**STATED TASK**
Where the line holding "Decode this image" appears, start copying, and continue exactly through the last line of the listing, skipping pictures.

··· INFORMATION PROVIDED

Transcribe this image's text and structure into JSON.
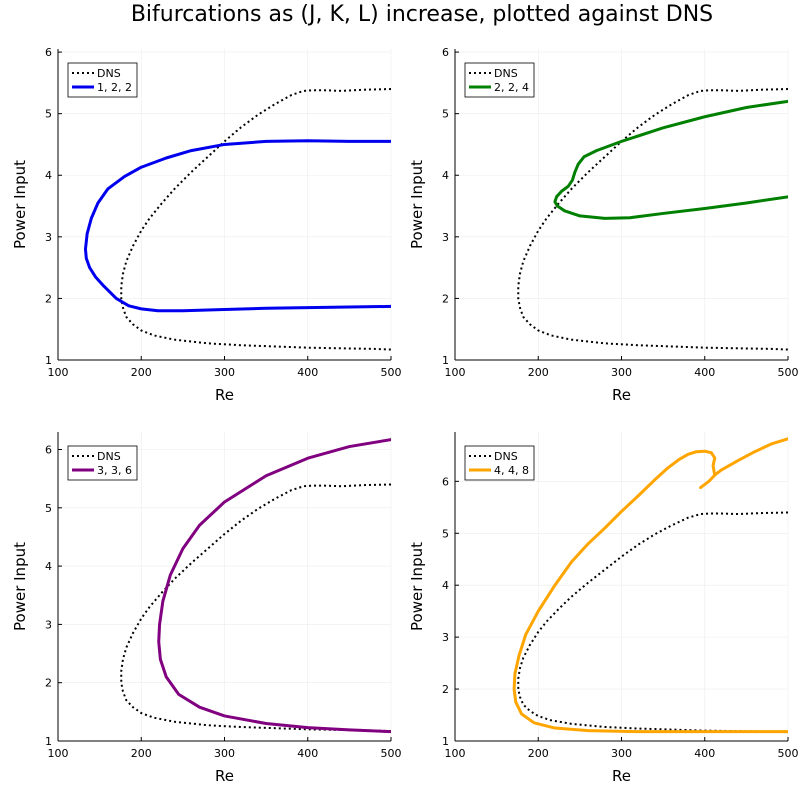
{
  "figure_title": "Bifurcations as (J, K, L) increase, plotted against DNS",
  "chart_data": [
    {
      "type": "line",
      "xlabel": "Re",
      "ylabel": "Power Input",
      "xlim": [
        100,
        500
      ],
      "ylim": [
        1,
        6.05
      ],
      "xticks": [
        100,
        200,
        300,
        400,
        500
      ],
      "yticks": [
        1,
        2,
        3,
        4,
        5,
        6
      ],
      "grid": true,
      "legend_position": "top-left",
      "series": [
        {
          "name": "DNS",
          "color": "#000000",
          "style": "dotted",
          "x": [
            500,
            470,
            440,
            420,
            405,
            395,
            380,
            360,
            340,
            320,
            300,
            280,
            260,
            240,
            225,
            210,
            200,
            190,
            182,
            178,
            176,
            176,
            178,
            182,
            190,
            200,
            215,
            240,
            280,
            320,
            360,
            400,
            440,
            480,
            500
          ],
          "y": [
            5.4,
            5.39,
            5.37,
            5.38,
            5.38,
            5.37,
            5.3,
            5.15,
            4.98,
            4.78,
            4.55,
            4.3,
            4.05,
            3.78,
            3.55,
            3.3,
            3.1,
            2.85,
            2.6,
            2.4,
            2.2,
            2.0,
            1.85,
            1.7,
            1.58,
            1.48,
            1.4,
            1.33,
            1.27,
            1.24,
            1.22,
            1.2,
            1.19,
            1.18,
            1.17
          ]
        },
        {
          "name": "1, 2, 2",
          "color": "#0000ee",
          "style": "solid",
          "x": [
            500,
            450,
            400,
            350,
            300,
            260,
            230,
            200,
            180,
            160,
            148,
            140,
            135,
            133,
            134,
            138,
            145,
            155,
            170,
            185,
            200,
            220,
            250,
            300,
            350,
            400,
            450,
            500
          ],
          "y": [
            4.55,
            4.55,
            4.56,
            4.55,
            4.5,
            4.4,
            4.28,
            4.13,
            3.98,
            3.78,
            3.55,
            3.3,
            3.05,
            2.8,
            2.65,
            2.5,
            2.35,
            2.2,
            2.0,
            1.88,
            1.83,
            1.8,
            1.8,
            1.82,
            1.84,
            1.85,
            1.86,
            1.87
          ]
        }
      ]
    },
    {
      "type": "line",
      "xlabel": "Re",
      "ylabel": "Power Input",
      "xlim": [
        100,
        500
      ],
      "ylim": [
        1,
        6.05
      ],
      "xticks": [
        100,
        200,
        300,
        400,
        500
      ],
      "yticks": [
        1,
        2,
        3,
        4,
        5,
        6
      ],
      "grid": true,
      "legend_position": "top-left",
      "series": [
        {
          "name": "DNS",
          "color": "#000000",
          "style": "dotted",
          "x": [
            500,
            470,
            440,
            420,
            405,
            395,
            380,
            360,
            340,
            320,
            300,
            280,
            260,
            240,
            225,
            210,
            200,
            190,
            182,
            178,
            176,
            176,
            178,
            182,
            190,
            200,
            215,
            240,
            280,
            320,
            360,
            400,
            440,
            480,
            500
          ],
          "y": [
            5.4,
            5.39,
            5.37,
            5.38,
            5.38,
            5.37,
            5.3,
            5.15,
            4.98,
            4.78,
            4.55,
            4.3,
            4.05,
            3.78,
            3.55,
            3.3,
            3.1,
            2.85,
            2.6,
            2.4,
            2.2,
            2.0,
            1.85,
            1.7,
            1.58,
            1.48,
            1.4,
            1.33,
            1.27,
            1.24,
            1.22,
            1.2,
            1.19,
            1.18,
            1.17
          ]
        },
        {
          "name": "2, 2, 4",
          "color": "#008000",
          "style": "solid",
          "x": [
            500,
            450,
            400,
            350,
            300,
            270,
            255,
            248,
            244,
            241,
            236,
            228,
            222,
            220,
            223,
            232,
            250,
            280,
            310,
            350,
            400,
            450,
            500
          ],
          "y": [
            5.2,
            5.1,
            4.95,
            4.77,
            4.55,
            4.4,
            4.3,
            4.18,
            4.05,
            3.92,
            3.82,
            3.74,
            3.65,
            3.57,
            3.5,
            3.42,
            3.34,
            3.3,
            3.31,
            3.38,
            3.46,
            3.55,
            3.65
          ]
        }
      ]
    },
    {
      "type": "line",
      "xlabel": "Re",
      "ylabel": "Power Input",
      "xlim": [
        100,
        500
      ],
      "ylim": [
        1,
        6.3
      ],
      "xticks": [
        100,
        200,
        300,
        400,
        500
      ],
      "yticks": [
        1,
        2,
        3,
        4,
        5,
        6
      ],
      "grid": true,
      "legend_position": "top-left",
      "series": [
        {
          "name": "DNS",
          "color": "#000000",
          "style": "dotted",
          "x": [
            500,
            470,
            440,
            420,
            405,
            395,
            380,
            360,
            340,
            320,
            300,
            280,
            260,
            240,
            225,
            210,
            200,
            190,
            182,
            178,
            176,
            176,
            178,
            182,
            190,
            200,
            215,
            240,
            280,
            320,
            360,
            400,
            440,
            480,
            500
          ],
          "y": [
            5.4,
            5.39,
            5.37,
            5.38,
            5.38,
            5.37,
            5.3,
            5.15,
            4.98,
            4.78,
            4.55,
            4.3,
            4.05,
            3.78,
            3.55,
            3.3,
            3.1,
            2.85,
            2.6,
            2.4,
            2.2,
            2.0,
            1.85,
            1.7,
            1.58,
            1.48,
            1.4,
            1.33,
            1.27,
            1.24,
            1.22,
            1.2,
            1.19,
            1.18,
            1.17
          ]
        },
        {
          "name": "3, 3, 6",
          "color": "#800080",
          "style": "solid",
          "x": [
            500,
            450,
            400,
            350,
            300,
            270,
            250,
            235,
            226,
            222,
            221,
            223,
            230,
            245,
            270,
            300,
            350,
            400,
            450,
            500
          ],
          "y": [
            6.17,
            6.05,
            5.85,
            5.55,
            5.1,
            4.7,
            4.3,
            3.85,
            3.4,
            3.0,
            2.7,
            2.4,
            2.1,
            1.8,
            1.58,
            1.43,
            1.3,
            1.23,
            1.19,
            1.16
          ]
        }
      ]
    },
    {
      "type": "line",
      "xlabel": "Re",
      "ylabel": "Power Input",
      "xlim": [
        100,
        500
      ],
      "ylim": [
        1,
        6.95
      ],
      "xticks": [
        100,
        200,
        300,
        400,
        500
      ],
      "yticks": [
        1,
        2,
        3,
        4,
        5,
        6
      ],
      "grid": true,
      "legend_position": "top-left",
      "series": [
        {
          "name": "DNS",
          "color": "#000000",
          "style": "dotted",
          "x": [
            500,
            470,
            440,
            420,
            405,
            395,
            380,
            360,
            340,
            320,
            300,
            280,
            260,
            240,
            225,
            210,
            200,
            190,
            182,
            178,
            176,
            176,
            178,
            182,
            190,
            200,
            215,
            240,
            280,
            320,
            360,
            400,
            440,
            480,
            500
          ],
          "y": [
            5.4,
            5.39,
            5.37,
            5.38,
            5.38,
            5.37,
            5.3,
            5.15,
            4.98,
            4.78,
            4.55,
            4.3,
            4.05,
            3.78,
            3.55,
            3.3,
            3.1,
            2.85,
            2.6,
            2.4,
            2.2,
            2.0,
            1.85,
            1.7,
            1.58,
            1.48,
            1.4,
            1.33,
            1.27,
            1.24,
            1.22,
            1.2,
            1.19,
            1.18,
            1.17
          ]
        },
        {
          "name": "4, 4, 8",
          "color": "#ffa500",
          "style": "solid",
          "x": [
            500,
            480,
            460,
            440,
            420,
            412,
            410,
            412,
            408,
            400,
            390,
            380,
            370,
            355,
            340,
            320,
            300,
            280,
            260,
            240,
            220,
            200,
            185,
            177,
            172,
            171,
            173,
            180,
            195,
            220,
            260,
            320,
            400,
            450,
            500
          ],
          "y": [
            6.82,
            6.72,
            6.57,
            6.4,
            6.22,
            6.12,
            6.3,
            6.45,
            6.55,
            6.58,
            6.57,
            6.52,
            6.43,
            6.25,
            6.03,
            5.72,
            5.42,
            5.1,
            4.8,
            4.45,
            4.0,
            3.5,
            3.05,
            2.65,
            2.3,
            2.0,
            1.75,
            1.52,
            1.35,
            1.25,
            1.2,
            1.18,
            1.18,
            1.18,
            1.18
          ]
        },
        {
          "name": "",
          "color": "#ffa500",
          "style": "solid",
          "x": [
            395,
            405,
            412
          ],
          "y": [
            5.88,
            6.0,
            6.12
          ]
        }
      ]
    }
  ]
}
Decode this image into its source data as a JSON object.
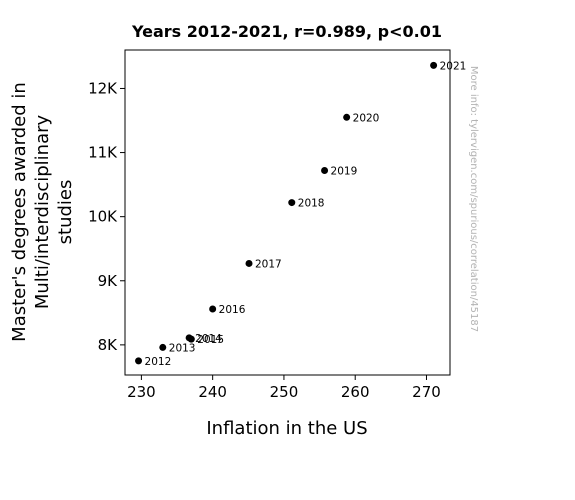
{
  "chart_data": {
    "type": "scatter",
    "title": "Years 2012-2021, r=0.989, p<0.01",
    "xlabel": "Inflation in the US",
    "ylabel_lines": [
      "Master's degrees awarded in",
      "Multi/interdisciplinary",
      "studies"
    ],
    "xlim": [
      227.7,
      273.3
    ],
    "ylim": [
      7530,
      12600
    ],
    "xticks": [
      230,
      240,
      250,
      260,
      270
    ],
    "xtick_labels": [
      "230",
      "240",
      "250",
      "260",
      "270"
    ],
    "yticks": [
      8000,
      9000,
      10000,
      11000,
      12000
    ],
    "ytick_labels": [
      "8K",
      "9K",
      "10K",
      "11K",
      "12K"
    ],
    "grid": false,
    "marker_color": "#000000",
    "points": [
      {
        "label": "2012",
        "x": 229.6,
        "y": 7750
      },
      {
        "label": "2013",
        "x": 233.0,
        "y": 7960
      },
      {
        "label": "2014",
        "x": 236.7,
        "y": 8110
      },
      {
        "label": "2015",
        "x": 237.0,
        "y": 8090
      },
      {
        "label": "2016",
        "x": 240.0,
        "y": 8560
      },
      {
        "label": "2017",
        "x": 245.1,
        "y": 9270
      },
      {
        "label": "2018",
        "x": 251.1,
        "y": 10220
      },
      {
        "label": "2019",
        "x": 255.7,
        "y": 10720
      },
      {
        "label": "2020",
        "x": 258.8,
        "y": 11550
      },
      {
        "label": "2021",
        "x": 271.0,
        "y": 12360
      }
    ]
  },
  "watermark": "More info: tylervigen.com/spurious/correlation/45187"
}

······

**COMPLETE OUTPUT**
Decode this image into its source data as a JSON object.
{
  "chart_data": {
    "type": "scatter",
    "title": "Years 2012-2021, r=0.989, p<0.01",
    "xlabel": "Inflation in the US",
    "ylabel_lines": [
      "Master's degrees awarded in",
      "Multi/interdisciplinary",
      "studies"
    ],
    "xlim": [
      227.7,
      273.3
    ],
    "ylim": [
      7530,
      12600
    ],
    "xticks": [
      230,
      240,
      250,
      260,
      270
    ],
    "xtick_labels": [
      "230",
      "240",
      "250",
      "260",
      "270"
    ],
    "yticks": [
      8000,
      9000,
      10000,
      11000,
      12000
    ],
    "ytick_labels": [
      "8K",
      "9K",
      "10K",
      "11K",
      "12K"
    ],
    "grid": false,
    "marker_color": "#000000",
    "points": [
      {
        "label": "2012",
        "x": 229.6,
        "y": 7750
      },
      {
        "label": "2013",
        "x": 233.0,
        "y": 7960
      },
      {
        "label": "2014",
        "x": 236.7,
        "y": 8110
      },
      {
        "label": "2015",
        "x": 237.0,
        "y": 8090
      },
      {
        "label": "2016",
        "x": 240.0,
        "y": 8560
      },
      {
        "label": "2017",
        "x": 245.1,
        "y": 9270
      },
      {
        "label": "2018",
        "x": 251.1,
        "y": 10220
      },
      {
        "label": "2019",
        "x": 255.7,
        "y": 10720
      },
      {
        "label": "2020",
        "x": 258.8,
        "y": 11550
      },
      {
        "label": "2021",
        "x": 271.0,
        "y": 12360
      }
    ]
  },
  "watermark": "More info: tylervigen.com/spurious/correlation/45187"
}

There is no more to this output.